[Figure dataset records]
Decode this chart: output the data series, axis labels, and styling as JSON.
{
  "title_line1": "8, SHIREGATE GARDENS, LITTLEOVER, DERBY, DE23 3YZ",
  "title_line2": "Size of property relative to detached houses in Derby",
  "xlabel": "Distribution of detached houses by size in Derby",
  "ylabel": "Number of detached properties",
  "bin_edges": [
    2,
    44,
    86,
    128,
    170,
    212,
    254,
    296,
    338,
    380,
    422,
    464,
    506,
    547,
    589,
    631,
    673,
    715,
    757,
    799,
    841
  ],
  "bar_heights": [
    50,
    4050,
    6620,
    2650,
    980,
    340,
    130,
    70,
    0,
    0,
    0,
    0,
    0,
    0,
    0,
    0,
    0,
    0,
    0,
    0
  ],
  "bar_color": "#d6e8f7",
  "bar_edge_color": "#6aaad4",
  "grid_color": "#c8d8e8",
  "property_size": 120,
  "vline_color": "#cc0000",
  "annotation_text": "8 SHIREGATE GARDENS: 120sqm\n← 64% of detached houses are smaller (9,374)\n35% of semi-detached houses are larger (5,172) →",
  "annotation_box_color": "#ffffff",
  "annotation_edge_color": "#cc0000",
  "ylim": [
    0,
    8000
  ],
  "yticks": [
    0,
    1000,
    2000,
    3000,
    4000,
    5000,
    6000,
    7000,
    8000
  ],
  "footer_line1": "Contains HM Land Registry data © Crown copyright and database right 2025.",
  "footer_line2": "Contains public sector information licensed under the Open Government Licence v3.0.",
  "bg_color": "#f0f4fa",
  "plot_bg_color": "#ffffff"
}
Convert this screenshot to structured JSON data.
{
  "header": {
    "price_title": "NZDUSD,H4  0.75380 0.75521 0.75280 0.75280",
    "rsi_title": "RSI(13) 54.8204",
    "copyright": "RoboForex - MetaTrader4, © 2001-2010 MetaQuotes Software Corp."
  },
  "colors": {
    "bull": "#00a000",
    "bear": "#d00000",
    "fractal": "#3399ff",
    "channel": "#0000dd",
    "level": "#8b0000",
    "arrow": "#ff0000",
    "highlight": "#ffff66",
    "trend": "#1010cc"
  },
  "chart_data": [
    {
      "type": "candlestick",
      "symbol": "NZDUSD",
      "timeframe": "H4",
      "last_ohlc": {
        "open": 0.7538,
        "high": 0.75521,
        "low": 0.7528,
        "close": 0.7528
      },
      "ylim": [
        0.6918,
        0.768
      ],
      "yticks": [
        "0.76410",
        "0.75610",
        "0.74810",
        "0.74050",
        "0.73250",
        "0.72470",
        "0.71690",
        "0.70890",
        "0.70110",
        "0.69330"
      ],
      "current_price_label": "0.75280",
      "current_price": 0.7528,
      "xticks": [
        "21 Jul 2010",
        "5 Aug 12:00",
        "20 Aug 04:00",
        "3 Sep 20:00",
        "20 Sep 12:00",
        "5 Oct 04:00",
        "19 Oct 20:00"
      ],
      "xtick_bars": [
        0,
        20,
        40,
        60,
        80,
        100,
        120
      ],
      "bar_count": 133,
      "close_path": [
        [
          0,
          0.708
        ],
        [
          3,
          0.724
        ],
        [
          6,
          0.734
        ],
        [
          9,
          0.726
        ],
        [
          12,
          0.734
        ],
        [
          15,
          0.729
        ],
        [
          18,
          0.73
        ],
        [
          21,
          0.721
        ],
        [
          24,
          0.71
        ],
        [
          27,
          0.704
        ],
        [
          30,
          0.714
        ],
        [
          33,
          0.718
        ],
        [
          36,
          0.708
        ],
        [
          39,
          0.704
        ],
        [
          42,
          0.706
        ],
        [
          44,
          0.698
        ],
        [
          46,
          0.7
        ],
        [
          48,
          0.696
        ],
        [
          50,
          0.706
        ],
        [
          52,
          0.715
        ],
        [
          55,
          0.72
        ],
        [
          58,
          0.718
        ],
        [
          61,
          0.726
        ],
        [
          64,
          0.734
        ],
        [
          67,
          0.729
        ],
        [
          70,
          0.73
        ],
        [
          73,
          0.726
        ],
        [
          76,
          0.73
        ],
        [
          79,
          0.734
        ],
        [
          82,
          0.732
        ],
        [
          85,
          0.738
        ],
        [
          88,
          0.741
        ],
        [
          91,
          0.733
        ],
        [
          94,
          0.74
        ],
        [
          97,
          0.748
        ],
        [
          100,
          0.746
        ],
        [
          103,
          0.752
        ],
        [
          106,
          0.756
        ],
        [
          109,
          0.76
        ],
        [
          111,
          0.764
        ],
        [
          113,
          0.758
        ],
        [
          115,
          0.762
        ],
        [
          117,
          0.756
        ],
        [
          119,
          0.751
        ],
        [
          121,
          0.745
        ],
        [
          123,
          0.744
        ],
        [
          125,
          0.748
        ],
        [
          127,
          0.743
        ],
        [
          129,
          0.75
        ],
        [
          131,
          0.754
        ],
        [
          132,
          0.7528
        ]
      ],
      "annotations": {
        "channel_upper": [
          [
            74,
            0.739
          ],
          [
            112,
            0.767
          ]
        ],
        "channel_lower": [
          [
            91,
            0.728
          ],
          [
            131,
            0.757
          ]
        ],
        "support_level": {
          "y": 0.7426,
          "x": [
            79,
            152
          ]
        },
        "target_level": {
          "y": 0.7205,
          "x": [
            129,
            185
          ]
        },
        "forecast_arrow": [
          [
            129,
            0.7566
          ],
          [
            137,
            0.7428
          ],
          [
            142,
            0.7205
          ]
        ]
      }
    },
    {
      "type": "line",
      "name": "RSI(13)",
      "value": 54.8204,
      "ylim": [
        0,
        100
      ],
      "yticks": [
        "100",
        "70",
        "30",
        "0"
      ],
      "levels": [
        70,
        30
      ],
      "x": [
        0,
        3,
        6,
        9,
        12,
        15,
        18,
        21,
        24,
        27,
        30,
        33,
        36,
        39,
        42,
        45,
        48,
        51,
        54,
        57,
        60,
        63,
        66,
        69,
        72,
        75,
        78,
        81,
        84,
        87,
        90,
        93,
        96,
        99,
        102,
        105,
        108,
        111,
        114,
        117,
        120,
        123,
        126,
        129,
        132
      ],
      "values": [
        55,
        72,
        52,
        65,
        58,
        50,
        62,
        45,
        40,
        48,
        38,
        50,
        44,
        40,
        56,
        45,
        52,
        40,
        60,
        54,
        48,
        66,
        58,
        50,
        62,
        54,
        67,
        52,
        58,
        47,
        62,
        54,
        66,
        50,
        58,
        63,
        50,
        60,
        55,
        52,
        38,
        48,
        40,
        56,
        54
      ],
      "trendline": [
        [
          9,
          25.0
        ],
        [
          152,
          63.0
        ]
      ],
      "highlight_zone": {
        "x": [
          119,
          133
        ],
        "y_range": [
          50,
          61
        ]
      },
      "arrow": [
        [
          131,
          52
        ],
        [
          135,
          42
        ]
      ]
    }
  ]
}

Problem description: Every line of the records that includes the word "copyright" should be gathered.

Completed exercise:
  "footer_line1": "Contains HM Land Registry data © Crown copyright and database right 2025.",
    "copyright": "RoboForex - MetaTrader4, © 2001-2010 MetaQuotes Software Corp."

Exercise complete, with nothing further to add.